== PAGE TEXT ==

Re: [PATCH] Add pretty-printed XML output option

From: Tom Lane <tgl(at)sss(dot)pgh(dot)pa(dot)us>
To: Peter Smith <smithpb2250(at)gmail(dot)com>
Cc: Jim Jones <jim(dot)jones(at)uni-muenster(dot)de>, Peter Eisentraut <peter(dot)eisentraut(at)enterprisedb(dot)com>, Nikolay Samokhvalov <samokhvalov(at)gmail(dot)com>, PostgreSQL Hackers <pgsql-hackers(at)lists(dot)postgresql(dot)org>, Andrey Borodin <amborodin86(at)gmail(dot)com>
Subject: Re: [PATCH] Add pretty-printed XML output option
Date: 2023-03-09 20:21:36
Message-ID: 532259.1678393296@sss.pgh.pa.us
Views: Raw Message | Whole Thread | Download mbox | Resend email
Thread:
Lists: pgsql-hackers

Peter Smith <smithpb2250(at)gmail(dot)com> writes:
> The patch v19 LGTM.

I've looked through this now, and have some minor complaints and a major
one. The major one is that it doesn't work for XML that doesn't satisfy
IS DOCUMENT. For example,

regression=# select '<bar><val x="y">42</val></bar><foo></foo>'::xml is document;
?column?
----------
f
(1 row)

== DATA SECTION ==
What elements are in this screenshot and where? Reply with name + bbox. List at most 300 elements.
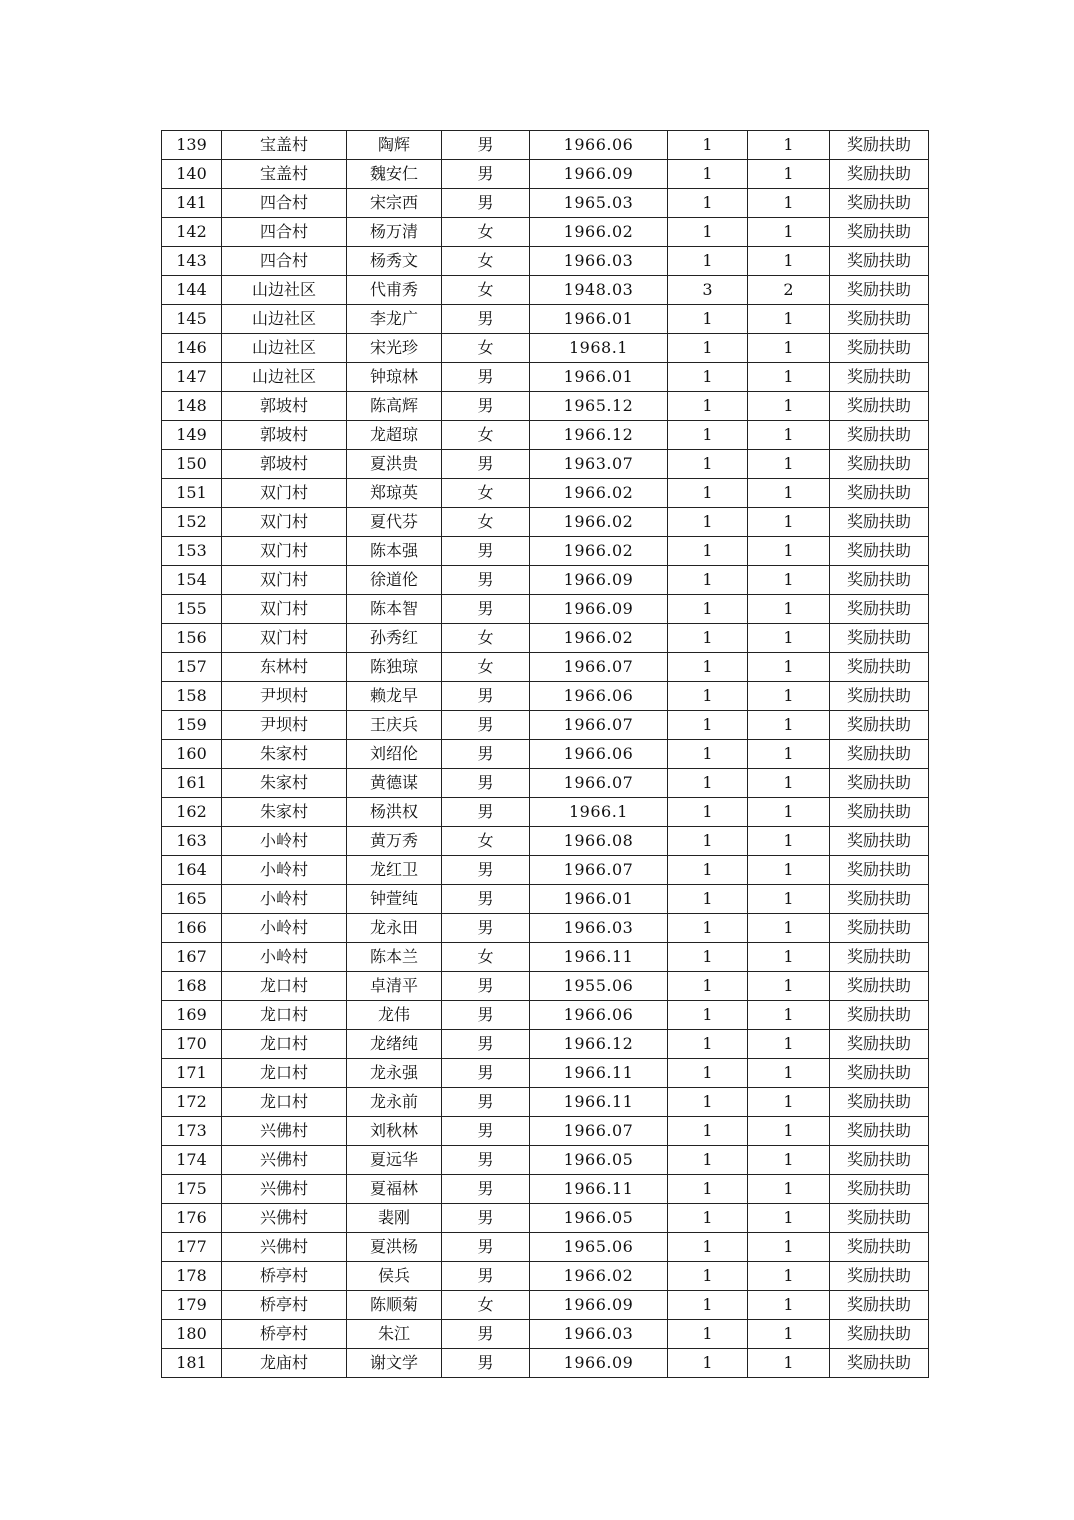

== EXERCISE SET ==
a: Answer these questions from the mailing-list reply about pretty-printed XML output:
(i) Which version of the patch did Peter Smith say looks good to him?
(ii) On what date was the reply sent?
(iii) According to the major complaint, what kind of XML does the patch fail to handle?
b: Carry the mailing-list reply about pretty-printed XML output forward from the point where it stops.

== ANSWERS PER TASK ==
a:
(i) v19
(ii) 2023-03-09
(iii) XML that doesn't satisfy IS DOCUMENT

b:
regression=# select xmlserialize (content '<bar><val x="y">42</val></bar><foo></foo>' as text);
xmlserialize
-------------------------------------------
<bar><val x="y">42</val></bar><foo></foo>
(1 row)

regression=# select xmlserialize (content '<bar><val x="y">42</val></bar><foo></foo>' as text indent);
ERROR: invalid XML document
DETAIL: line 1: Extra content at the end of the document
<bar><val x="y">42</val></bar><foo></foo>
^

This is not what the documentation promises, and I don't think it's
good enough --- the SQL spec has no restriction saying you can't
use INDENT with CONTENT. I tried adjusting things so that we call
xml_parse() with the appropriate DOCUMENT or CONTENT xmloption flag,
but all that got me was empty output (except for a document header).
It seems like xmlDocDumpFormatMemory is not the thing to use, at least
not in the CONTENT case. But libxml2 has a few other "dump"
functions, so maybe we can use a different one? I see we are using
xmlNodeDump elsewhere, and that has a format option, so maybe there's
a way forward there.

A lesser issue is that INDENT tacks on a document header (XML declaration)
whether there was one or not. I'm not sure whether that's an appropriate
thing to do in the DOCUMENT case, but it sure seems weird in the CONTENT
case. We have code that can strip off the header again, but we
need to figure out exactly when to apply it.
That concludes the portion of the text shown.